§ **Written instruction**: Your task is to extract every line from the material below exactly.

----- Material supplied -----

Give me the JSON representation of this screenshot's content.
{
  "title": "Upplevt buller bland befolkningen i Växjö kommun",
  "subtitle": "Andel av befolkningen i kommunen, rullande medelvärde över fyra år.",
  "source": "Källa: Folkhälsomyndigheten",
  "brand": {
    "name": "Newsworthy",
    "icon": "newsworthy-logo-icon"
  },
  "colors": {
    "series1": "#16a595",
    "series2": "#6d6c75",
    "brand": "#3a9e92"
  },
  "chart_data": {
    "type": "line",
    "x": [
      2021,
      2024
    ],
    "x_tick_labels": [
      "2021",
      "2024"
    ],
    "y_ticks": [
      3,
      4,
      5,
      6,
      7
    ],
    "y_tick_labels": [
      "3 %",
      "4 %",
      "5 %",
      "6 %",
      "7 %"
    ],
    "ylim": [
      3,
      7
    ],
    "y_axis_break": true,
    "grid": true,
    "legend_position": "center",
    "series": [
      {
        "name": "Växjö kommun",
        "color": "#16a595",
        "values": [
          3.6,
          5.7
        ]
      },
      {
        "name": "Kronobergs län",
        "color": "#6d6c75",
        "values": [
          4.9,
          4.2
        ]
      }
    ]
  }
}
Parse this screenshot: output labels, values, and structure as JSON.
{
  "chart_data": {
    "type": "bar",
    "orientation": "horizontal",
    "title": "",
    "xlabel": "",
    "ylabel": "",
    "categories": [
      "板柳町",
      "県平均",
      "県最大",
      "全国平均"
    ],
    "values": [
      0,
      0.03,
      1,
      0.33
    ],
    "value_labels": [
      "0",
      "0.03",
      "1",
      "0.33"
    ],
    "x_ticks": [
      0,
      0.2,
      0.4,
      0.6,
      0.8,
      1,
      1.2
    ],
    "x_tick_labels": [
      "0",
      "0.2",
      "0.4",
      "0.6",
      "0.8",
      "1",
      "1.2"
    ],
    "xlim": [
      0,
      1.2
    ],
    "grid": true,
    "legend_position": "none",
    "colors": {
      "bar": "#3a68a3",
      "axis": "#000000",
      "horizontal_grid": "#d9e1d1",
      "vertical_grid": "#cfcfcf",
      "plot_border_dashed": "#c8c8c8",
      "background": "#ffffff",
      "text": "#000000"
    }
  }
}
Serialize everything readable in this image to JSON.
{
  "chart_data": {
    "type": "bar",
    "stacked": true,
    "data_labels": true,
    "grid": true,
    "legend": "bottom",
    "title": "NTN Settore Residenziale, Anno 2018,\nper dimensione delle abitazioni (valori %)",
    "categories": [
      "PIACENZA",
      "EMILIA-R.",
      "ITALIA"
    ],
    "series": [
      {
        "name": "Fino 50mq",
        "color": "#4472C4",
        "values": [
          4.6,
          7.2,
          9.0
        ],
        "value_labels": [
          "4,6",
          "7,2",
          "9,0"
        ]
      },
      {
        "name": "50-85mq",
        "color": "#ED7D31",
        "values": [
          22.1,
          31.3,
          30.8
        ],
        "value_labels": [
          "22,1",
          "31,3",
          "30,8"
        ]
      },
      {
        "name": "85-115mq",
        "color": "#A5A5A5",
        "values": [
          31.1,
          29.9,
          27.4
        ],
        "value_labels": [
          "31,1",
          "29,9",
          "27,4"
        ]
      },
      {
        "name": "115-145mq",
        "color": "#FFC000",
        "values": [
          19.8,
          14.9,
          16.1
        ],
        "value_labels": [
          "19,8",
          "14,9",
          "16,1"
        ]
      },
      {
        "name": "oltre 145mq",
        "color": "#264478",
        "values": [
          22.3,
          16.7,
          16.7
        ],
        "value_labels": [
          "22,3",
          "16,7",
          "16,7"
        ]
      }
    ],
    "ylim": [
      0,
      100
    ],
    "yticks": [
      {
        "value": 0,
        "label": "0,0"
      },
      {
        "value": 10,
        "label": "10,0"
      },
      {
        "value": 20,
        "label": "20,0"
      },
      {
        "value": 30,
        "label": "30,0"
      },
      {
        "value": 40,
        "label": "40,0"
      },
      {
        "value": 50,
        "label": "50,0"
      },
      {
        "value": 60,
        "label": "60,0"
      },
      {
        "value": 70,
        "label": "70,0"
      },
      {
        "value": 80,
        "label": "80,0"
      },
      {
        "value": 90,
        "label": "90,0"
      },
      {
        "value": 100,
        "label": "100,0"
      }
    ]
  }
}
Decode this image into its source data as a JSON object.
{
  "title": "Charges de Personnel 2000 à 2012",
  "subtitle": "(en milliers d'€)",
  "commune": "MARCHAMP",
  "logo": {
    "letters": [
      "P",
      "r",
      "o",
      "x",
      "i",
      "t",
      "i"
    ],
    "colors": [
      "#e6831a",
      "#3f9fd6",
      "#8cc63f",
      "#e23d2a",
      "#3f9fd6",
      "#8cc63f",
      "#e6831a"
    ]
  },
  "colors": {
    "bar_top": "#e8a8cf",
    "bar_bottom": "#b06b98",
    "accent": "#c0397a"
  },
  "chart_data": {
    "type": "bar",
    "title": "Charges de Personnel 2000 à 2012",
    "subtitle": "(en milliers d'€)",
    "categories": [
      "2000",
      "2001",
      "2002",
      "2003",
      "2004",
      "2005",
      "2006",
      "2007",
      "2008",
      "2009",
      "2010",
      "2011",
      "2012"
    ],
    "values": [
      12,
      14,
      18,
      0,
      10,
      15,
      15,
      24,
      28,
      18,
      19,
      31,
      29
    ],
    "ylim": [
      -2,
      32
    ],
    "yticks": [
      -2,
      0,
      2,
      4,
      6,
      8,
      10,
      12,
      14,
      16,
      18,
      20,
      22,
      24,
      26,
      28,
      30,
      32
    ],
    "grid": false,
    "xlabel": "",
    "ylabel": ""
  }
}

-----

§ **Written response**:
Give me the JSON representation of this screenshot's content.
{
  "title": "Upplevt buller bland befolkningen i Växjö kommun",
  "subtitle": "Andel av befolkningen i kommunen, rullande medelvärde över fyra år.",
  "source": "Källa: Folkhälsomyndigheten",
  "brand": {
    "name": "Newsworthy",
    "icon": "newsworthy-logo-icon"
  },
  "colors": {
    "series1": "#16a595",
    "series2": "#6d6c75",
    "brand": "#3a9e92"
  },
  "chart_data": {
    "type": "line",
    "x": [
      2021,
      2024
    ],
    "x_tick_labels": [
      "2021",
      "2024"
    ],
    "y_ticks": [
      3,
      4,
      5,
      6,
      7
    ],
    "y_tick_labels": [
      "3 %",
      "4 %",
      "5 %",
      "6 %",
      "7 %"
    ],
    "ylim": [
      3,
      7
    ],
    "y_axis_break": true,
    "grid": true,
    "legend_position": "center",
    "series": [
      {
        "name": "Växjö kommun",
        "color": "#16a595",
        "values": [
          3.6,
          5.7
        ]
      },
      {
        "name": "Kronobergs län",
        "color": "#6d6c75",
        "values": [
          4.9,
          4.2
        ]
      }
    ]
  }
}
Parse this screenshot: output labels, values, and structure as JSON.
{
  "chart_data": {
    "type": "bar",
    "orientation": "horizontal",
    "title": "",
    "xlabel": "",
    "ylabel": "",
    "categories": [
      "板柳町",
      "県平均",
      "県最大",
      "全国平均"
    ],
    "values": [
      0,
      0.03,
      1,
      0.33
    ],
    "value_labels": [
      "0",
      "0.03",
      "1",
      "0.33"
    ],
    "x_ticks": [
      0,
      0.2,
      0.4,
      0.6,
      0.8,
      1,
      1.2
    ],
    "x_tick_labels": [
      "0",
      "0.2",
      "0.4",
      "0.6",
      "0.8",
      "1",
      "1.2"
    ],
    "xlim": [
      0,
      1.2
    ],
    "grid": true,
    "legend_position": "none",
    "colors": {
      "bar": "#3a68a3",
      "axis": "#000000",
      "horizontal_grid": "#d9e1d1",
      "vertical_grid": "#cfcfcf",
      "plot_border_dashed": "#c8c8c8",
      "background": "#ffffff",
      "text": "#000000"
    }
  }
}
Serialize everything readable in this image to JSON.
{
  "chart_data": {
    "type": "bar",
    "stacked": true,
    "data_labels": true,
    "grid": true,
    "legend": "bottom",
    "title": "NTN Settore Residenziale, Anno 2018,\nper dimensione delle abitazioni (valori %)",
    "categories": [
      "PIACENZA",
      "EMILIA-R.",
      "ITALIA"
    ],
    "series": [
      {
        "name": "Fino 50mq",
        "color": "#4472C4",
        "values": [
          4.6,
          7.2,
          9.0
        ],
        "value_labels": [
          "4,6",
          "7,2",
          "9,0"
        ]
      },
      {
        "name": "50-85mq",
        "color": "#ED7D31",
        "values": [
          22.1,
          31.3,
          30.8
        ],
        "value_labels": [
          "22,1",
          "31,3",
          "30,8"
        ]
      },
      {
        "name": "85-115mq",
        "color": "#A5A5A5",
        "values": [
          31.1,
          29.9,
          27.4
        ],
        "value_labels": [
          "31,1",
          "29,9",
          "27,4"
        ]
      },
      {
        "name": "115-145mq",
        "color": "#FFC000",
        "values": [
          19.8,
          14.9,
          16.1
        ],
        "value_labels": [
          "19,8",
          "14,9",
          "16,1"
        ]
      },
      {
        "name": "oltre 145mq",
        "color": "#264478",
        "values": [
          22.3,
          16.7,
          16.7
        ],
        "value_labels": [
          "22,3",
          "16,7",
          "16,7"
        ]
      }
    ],
    "ylim": [
      0,
      100
    ],
    "yticks": [
      {
        "value": 0,
        "label": "0,0"
      },
      {
        "value": 10,
        "label": "10,0"
      },
      {
        "value": 20,
        "label": "20,0"
      },
      {
        "value": 30,
        "label": "30,0"
      },
      {
        "value": 40,
        "label": "40,0"
      },
      {
        "value": 50,
        "label": "50,0"
      },
      {
        "value": 60,
        "label": "60,0"
      },
      {
        "value": 70,
        "label": "70,0"
      },
      {
        "value": 80,
        "label": "80,0"
      },
      {
        "value": 90,
        "label": "90,0"
      },
      {
        "value": 100,
        "label": "100,0"
      }
    ]
  }
}
Decode this image into its source data as a JSON object.
{
  "title": "Charges de Personnel 2000 à 2012",
  "subtitle": "(en milliers d'€)",
  "commune": "MARCHAMP",
  "logo": {
    "letters": [
      "P",
      "r",
      "o",
      "x",
      "i",
      "t",
      "i"
    ],
    "colors": [
      "#e6831a",
      "#3f9fd6",
      "#8cc63f",
      "#e23d2a",
      "#3f9fd6",
      "#8cc63f",
      "#e6831a"
    ]
  },
  "colors": {
    "bar_top": "#e8a8cf",
    "bar_bottom": "#b06b98",
    "accent": "#c0397a"
  },
  "chart_data": {
    "type": "bar",
    "title": "Charges de Personnel 2000 à 2012",
    "subtitle": "(en milliers d'€)",
    "categories": [
      "2000",
      "2001",
      "2002",
      "2003",
      "2004",
      "2005",
      "2006",
      "2007",
      "2008",
      "2009",
      "2010",
      "2011",
      "2012"
    ],
    "values": [
      12,
      14,
      18,
      0,
      10,
      15,
      15,
      24,
      28,
      18,
      19,
      31,
      29
    ],
    "ylim": [
      -2,
      32
    ],
    "yticks": [
      -2,
      0,
      2,
      4,
      6,
      8,
      10,
      12,
      14,
      16,
      18,
      20,
      22,
      24,
      26,
      28,
      30,
      32
    ],
    "grid": false,
    "xlabel": "",
    "ylabel": ""
  }
}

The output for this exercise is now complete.